Figure collection entries
-----

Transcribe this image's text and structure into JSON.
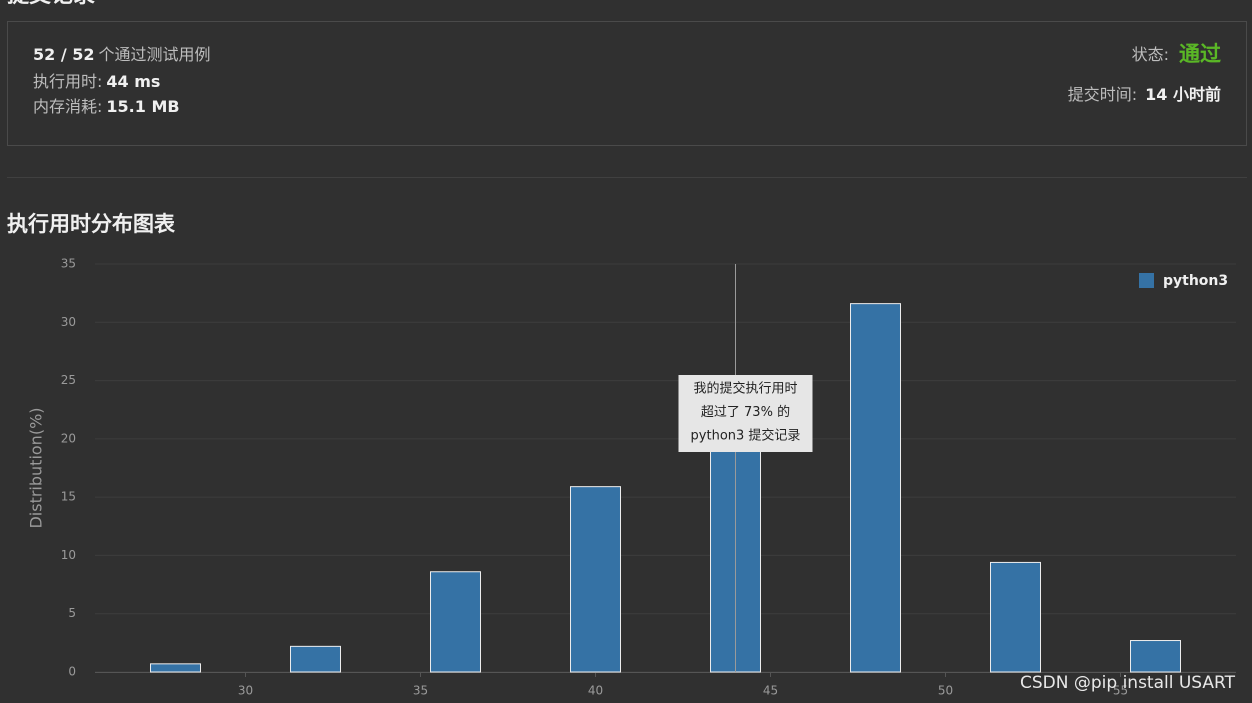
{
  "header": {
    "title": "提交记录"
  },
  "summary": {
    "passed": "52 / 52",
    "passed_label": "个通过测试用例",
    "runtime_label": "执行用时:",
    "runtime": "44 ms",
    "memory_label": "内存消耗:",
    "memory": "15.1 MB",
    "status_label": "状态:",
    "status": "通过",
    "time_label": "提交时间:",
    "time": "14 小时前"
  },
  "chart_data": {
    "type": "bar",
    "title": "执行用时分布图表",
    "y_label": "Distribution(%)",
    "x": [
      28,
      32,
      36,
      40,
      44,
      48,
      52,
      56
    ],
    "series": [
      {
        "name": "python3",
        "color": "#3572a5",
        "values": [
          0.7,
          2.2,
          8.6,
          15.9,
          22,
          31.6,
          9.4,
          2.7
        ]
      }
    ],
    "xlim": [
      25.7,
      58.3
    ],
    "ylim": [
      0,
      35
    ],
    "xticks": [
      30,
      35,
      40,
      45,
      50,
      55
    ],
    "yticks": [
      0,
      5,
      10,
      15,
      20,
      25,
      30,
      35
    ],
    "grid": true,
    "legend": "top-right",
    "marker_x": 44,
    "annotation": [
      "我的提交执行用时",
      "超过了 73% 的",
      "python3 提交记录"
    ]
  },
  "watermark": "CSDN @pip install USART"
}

-----

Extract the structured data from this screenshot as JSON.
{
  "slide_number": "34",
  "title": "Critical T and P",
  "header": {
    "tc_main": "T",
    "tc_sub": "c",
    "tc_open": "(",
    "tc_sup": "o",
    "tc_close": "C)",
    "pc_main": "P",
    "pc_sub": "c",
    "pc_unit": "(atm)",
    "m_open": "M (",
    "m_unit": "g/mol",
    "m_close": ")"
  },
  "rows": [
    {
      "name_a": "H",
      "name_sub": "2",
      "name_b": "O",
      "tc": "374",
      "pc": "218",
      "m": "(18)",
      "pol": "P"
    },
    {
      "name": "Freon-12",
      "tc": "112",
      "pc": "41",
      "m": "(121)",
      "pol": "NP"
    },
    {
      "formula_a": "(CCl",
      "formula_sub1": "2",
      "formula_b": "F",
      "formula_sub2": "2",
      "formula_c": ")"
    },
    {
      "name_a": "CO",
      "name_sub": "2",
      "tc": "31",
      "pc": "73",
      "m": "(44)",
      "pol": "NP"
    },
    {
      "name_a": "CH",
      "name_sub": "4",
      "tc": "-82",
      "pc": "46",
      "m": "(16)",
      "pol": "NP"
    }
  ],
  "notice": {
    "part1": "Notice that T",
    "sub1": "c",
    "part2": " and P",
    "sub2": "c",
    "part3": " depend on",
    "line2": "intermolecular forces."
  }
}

-----

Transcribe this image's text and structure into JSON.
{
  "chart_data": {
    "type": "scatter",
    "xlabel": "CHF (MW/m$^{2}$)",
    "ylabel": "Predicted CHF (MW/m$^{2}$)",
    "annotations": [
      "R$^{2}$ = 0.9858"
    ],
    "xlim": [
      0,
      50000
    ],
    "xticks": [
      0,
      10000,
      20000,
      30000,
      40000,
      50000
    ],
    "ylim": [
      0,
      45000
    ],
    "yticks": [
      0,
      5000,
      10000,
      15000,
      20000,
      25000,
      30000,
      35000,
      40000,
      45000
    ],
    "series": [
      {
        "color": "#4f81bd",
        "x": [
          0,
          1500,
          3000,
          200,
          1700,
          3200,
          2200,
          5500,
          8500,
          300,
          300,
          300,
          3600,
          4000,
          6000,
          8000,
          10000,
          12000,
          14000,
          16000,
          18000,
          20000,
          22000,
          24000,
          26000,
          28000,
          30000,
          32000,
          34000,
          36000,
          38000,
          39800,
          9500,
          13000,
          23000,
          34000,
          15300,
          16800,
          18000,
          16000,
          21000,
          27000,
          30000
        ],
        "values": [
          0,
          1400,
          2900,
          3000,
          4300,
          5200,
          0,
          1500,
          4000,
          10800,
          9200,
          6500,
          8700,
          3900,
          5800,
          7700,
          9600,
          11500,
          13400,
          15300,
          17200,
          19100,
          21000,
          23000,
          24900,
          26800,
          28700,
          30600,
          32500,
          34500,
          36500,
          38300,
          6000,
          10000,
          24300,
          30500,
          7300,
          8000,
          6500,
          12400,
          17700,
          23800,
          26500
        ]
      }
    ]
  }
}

-----

- [STATED PROBLEM]:
Copy each line of the listing in which the word "title" can be found.

- [EXPECTED ANSWER]:
    "title": "提交记录"
    "title": "执行用时分布图表",
  "title": "Critical T and P",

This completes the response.